### TASK DATA
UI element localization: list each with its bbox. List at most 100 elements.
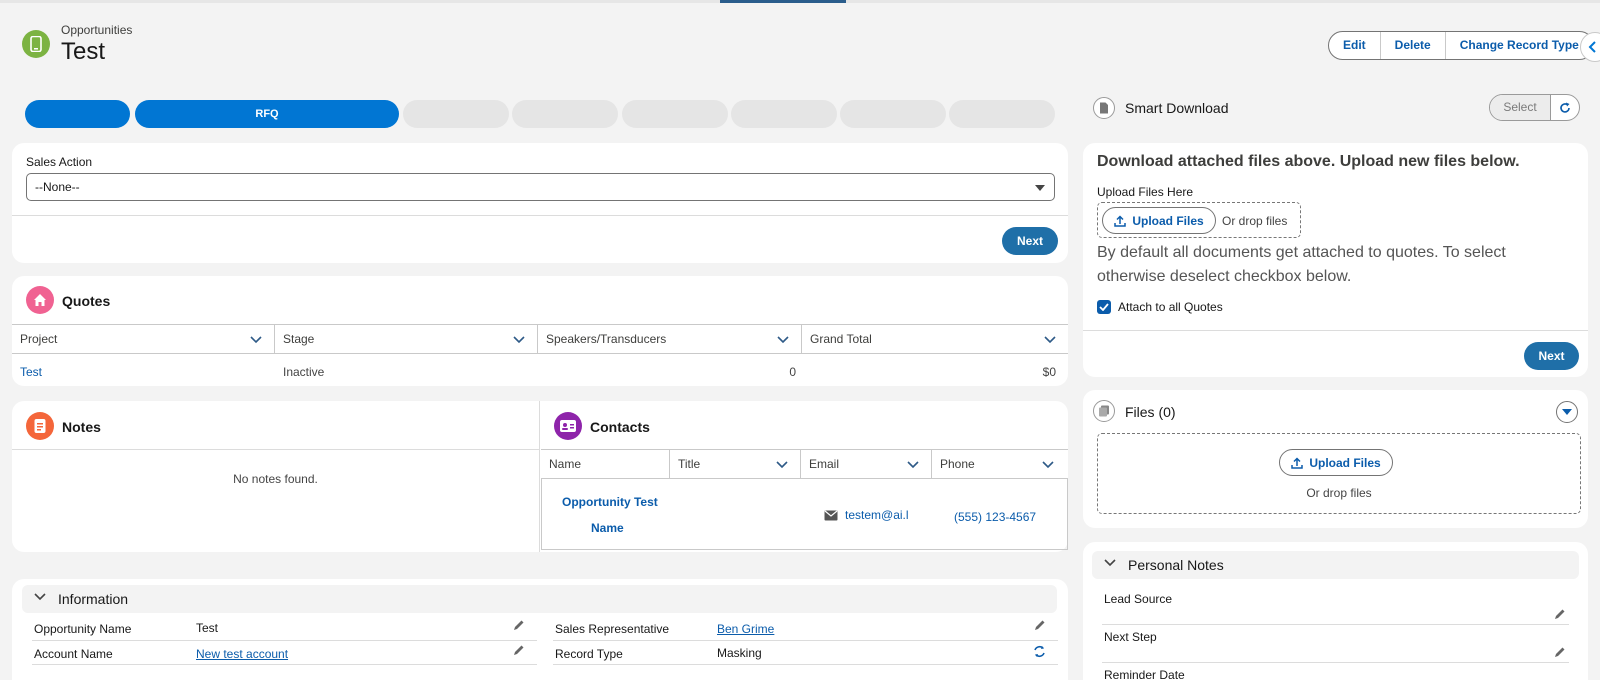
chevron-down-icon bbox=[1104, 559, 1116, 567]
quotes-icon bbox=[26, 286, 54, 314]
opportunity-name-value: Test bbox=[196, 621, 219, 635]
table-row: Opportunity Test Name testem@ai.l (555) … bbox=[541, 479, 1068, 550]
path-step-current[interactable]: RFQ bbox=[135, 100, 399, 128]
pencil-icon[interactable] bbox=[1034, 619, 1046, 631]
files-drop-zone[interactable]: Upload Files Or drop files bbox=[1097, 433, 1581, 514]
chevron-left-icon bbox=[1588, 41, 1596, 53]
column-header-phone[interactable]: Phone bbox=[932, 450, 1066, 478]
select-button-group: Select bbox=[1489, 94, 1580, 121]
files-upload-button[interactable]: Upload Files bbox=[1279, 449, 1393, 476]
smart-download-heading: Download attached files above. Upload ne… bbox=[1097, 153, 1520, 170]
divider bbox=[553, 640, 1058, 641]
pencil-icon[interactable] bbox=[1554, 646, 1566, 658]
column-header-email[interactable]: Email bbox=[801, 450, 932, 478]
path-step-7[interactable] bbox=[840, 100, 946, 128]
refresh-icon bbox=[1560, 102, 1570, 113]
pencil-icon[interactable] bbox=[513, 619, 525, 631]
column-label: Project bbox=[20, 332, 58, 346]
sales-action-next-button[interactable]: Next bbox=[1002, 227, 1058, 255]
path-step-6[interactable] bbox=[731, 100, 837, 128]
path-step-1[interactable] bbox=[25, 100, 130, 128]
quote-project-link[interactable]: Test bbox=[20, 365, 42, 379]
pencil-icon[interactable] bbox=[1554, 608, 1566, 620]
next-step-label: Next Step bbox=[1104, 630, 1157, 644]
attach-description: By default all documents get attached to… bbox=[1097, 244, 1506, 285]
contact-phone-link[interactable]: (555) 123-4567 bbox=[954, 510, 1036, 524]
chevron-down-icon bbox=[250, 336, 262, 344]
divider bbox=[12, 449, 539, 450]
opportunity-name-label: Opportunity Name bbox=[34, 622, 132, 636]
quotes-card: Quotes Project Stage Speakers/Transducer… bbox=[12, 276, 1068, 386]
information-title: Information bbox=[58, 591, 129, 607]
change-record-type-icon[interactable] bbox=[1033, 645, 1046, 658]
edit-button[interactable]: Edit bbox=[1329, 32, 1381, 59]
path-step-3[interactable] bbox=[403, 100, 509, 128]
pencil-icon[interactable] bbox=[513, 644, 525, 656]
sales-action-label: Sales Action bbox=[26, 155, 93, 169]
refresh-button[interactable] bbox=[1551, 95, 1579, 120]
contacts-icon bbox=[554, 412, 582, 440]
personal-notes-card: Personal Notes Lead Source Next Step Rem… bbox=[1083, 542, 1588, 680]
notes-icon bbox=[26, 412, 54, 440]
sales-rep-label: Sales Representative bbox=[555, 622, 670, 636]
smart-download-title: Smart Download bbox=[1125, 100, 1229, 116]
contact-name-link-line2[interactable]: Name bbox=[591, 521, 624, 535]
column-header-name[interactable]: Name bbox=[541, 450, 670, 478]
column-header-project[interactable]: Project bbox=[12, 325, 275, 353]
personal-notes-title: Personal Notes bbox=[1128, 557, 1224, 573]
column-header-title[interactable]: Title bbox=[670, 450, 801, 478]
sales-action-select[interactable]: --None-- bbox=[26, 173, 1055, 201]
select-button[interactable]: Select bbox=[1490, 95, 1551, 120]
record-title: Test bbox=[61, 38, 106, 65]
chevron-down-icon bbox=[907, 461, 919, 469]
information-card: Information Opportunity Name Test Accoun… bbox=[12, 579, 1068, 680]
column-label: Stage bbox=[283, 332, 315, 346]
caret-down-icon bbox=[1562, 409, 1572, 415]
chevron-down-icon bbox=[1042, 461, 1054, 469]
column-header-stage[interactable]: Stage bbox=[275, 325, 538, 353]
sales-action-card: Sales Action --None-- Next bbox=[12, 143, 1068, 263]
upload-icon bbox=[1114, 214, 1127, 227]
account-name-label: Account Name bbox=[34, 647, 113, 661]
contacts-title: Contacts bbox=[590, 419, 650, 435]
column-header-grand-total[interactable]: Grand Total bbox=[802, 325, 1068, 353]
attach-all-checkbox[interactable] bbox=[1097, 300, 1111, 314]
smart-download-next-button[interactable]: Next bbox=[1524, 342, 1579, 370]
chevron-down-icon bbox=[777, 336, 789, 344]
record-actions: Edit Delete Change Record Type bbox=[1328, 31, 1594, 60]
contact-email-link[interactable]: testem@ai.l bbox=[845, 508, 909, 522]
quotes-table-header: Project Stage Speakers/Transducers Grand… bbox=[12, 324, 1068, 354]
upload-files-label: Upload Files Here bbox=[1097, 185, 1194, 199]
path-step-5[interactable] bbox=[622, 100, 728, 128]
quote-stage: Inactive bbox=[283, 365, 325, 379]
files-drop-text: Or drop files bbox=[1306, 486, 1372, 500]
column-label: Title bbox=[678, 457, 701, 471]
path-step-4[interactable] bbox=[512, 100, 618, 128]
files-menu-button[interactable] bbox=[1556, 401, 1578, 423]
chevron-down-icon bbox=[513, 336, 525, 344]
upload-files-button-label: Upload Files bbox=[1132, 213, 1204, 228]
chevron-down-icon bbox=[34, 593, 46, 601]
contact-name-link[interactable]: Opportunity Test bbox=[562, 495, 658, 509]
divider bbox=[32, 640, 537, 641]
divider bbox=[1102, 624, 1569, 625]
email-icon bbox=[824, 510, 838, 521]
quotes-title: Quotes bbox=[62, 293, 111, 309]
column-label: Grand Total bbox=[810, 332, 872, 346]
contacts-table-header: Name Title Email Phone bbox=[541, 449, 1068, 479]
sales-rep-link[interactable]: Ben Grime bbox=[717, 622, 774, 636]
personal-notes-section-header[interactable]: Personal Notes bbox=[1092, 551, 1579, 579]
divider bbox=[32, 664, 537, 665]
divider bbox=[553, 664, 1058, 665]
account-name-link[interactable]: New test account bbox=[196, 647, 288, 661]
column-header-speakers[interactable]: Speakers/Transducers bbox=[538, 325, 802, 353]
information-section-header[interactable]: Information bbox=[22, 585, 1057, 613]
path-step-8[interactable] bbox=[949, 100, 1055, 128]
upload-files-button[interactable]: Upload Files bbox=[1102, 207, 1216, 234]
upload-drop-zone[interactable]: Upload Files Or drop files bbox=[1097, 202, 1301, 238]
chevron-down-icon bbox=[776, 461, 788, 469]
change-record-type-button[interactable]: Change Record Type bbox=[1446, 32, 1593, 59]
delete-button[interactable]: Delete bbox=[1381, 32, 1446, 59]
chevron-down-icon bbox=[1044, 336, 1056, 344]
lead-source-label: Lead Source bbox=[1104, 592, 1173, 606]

...

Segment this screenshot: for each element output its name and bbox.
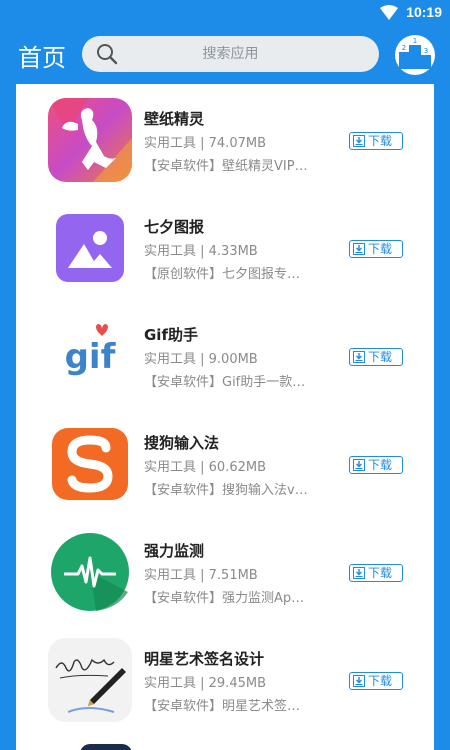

### WHAT IS ASKED
Repeat the data between the line containing "UI element localization: list" and the line containing "opportunity-name-value: Test bbox=[196, 621, 219, 635]", inclusive, leaving the pictures out of your answer.

### EXERCISE SOLUTION
UI element localization: list each with its bbox. List at most 100 elements.
chevron-down-icon bbox=[1104, 559, 1116, 567]
quotes-icon bbox=[26, 286, 54, 314]
opportunity-name-value: Test bbox=[196, 621, 219, 635]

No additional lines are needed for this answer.